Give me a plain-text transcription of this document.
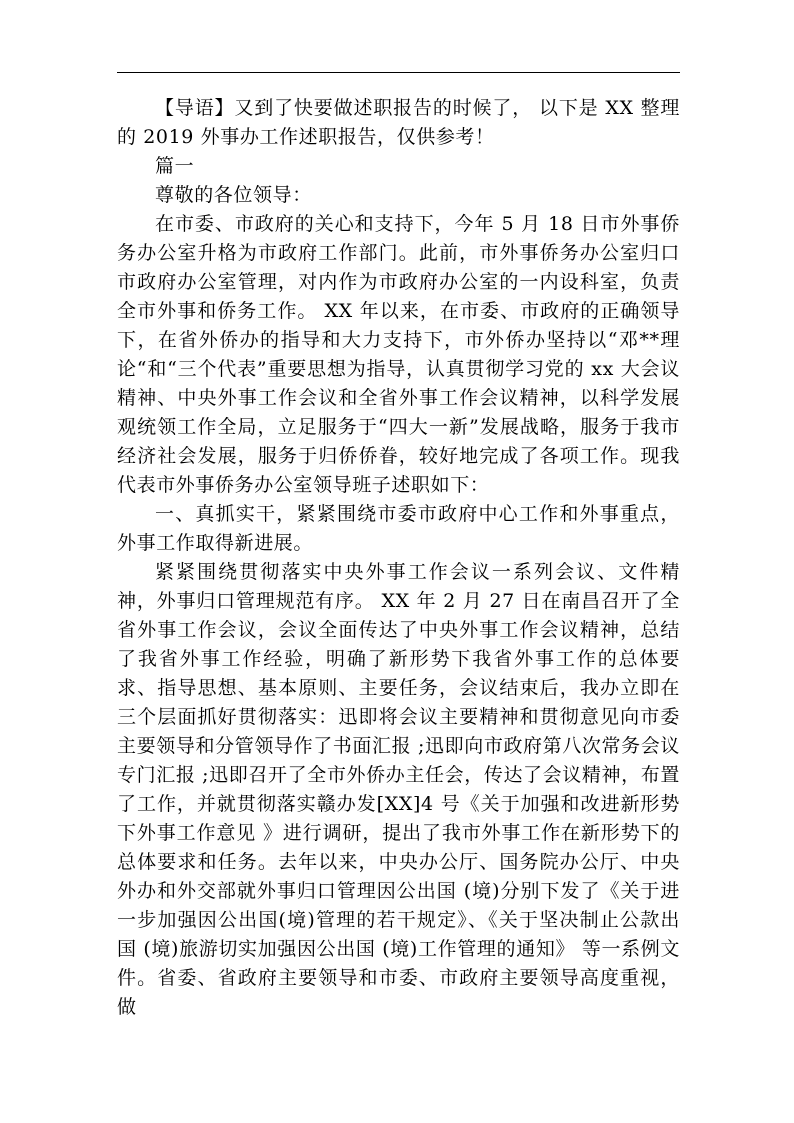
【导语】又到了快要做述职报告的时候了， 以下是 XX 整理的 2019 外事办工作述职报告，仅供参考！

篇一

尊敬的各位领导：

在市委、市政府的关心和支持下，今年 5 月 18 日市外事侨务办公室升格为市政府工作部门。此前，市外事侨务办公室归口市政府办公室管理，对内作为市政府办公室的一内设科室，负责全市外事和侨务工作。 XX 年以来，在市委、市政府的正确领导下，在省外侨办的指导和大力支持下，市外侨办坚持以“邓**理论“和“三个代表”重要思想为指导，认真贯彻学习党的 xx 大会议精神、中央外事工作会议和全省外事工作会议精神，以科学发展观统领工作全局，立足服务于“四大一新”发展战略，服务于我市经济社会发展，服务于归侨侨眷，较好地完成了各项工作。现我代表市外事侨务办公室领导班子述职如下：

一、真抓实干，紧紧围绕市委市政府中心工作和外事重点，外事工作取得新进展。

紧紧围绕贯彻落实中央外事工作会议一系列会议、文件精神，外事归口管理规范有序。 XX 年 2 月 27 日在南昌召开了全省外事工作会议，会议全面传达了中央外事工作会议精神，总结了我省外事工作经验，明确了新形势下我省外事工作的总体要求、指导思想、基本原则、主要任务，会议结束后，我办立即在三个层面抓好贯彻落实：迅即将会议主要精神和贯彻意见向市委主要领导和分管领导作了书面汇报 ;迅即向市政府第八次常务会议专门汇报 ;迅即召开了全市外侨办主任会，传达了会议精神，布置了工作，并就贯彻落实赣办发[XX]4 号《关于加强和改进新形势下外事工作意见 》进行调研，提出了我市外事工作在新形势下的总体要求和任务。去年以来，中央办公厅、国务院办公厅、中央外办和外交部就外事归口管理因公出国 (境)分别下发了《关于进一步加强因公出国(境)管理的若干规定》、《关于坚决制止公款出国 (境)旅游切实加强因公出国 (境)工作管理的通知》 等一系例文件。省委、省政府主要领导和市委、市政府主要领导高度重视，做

################

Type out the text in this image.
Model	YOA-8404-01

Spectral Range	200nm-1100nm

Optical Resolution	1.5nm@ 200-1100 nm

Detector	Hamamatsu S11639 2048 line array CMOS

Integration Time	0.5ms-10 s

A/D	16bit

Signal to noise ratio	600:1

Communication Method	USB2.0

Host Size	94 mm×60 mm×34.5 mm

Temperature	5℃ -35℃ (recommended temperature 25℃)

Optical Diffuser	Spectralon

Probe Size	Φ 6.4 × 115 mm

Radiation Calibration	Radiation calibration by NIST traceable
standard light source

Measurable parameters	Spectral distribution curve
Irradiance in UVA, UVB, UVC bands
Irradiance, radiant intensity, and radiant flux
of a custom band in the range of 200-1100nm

################

(Job) From the listing above, collect every line that mentions the word "Irradiance".

(Problem solution)
Irradiance in UVA, UVB, UVC bands
Irradiance, radiant intensity, and radiant flux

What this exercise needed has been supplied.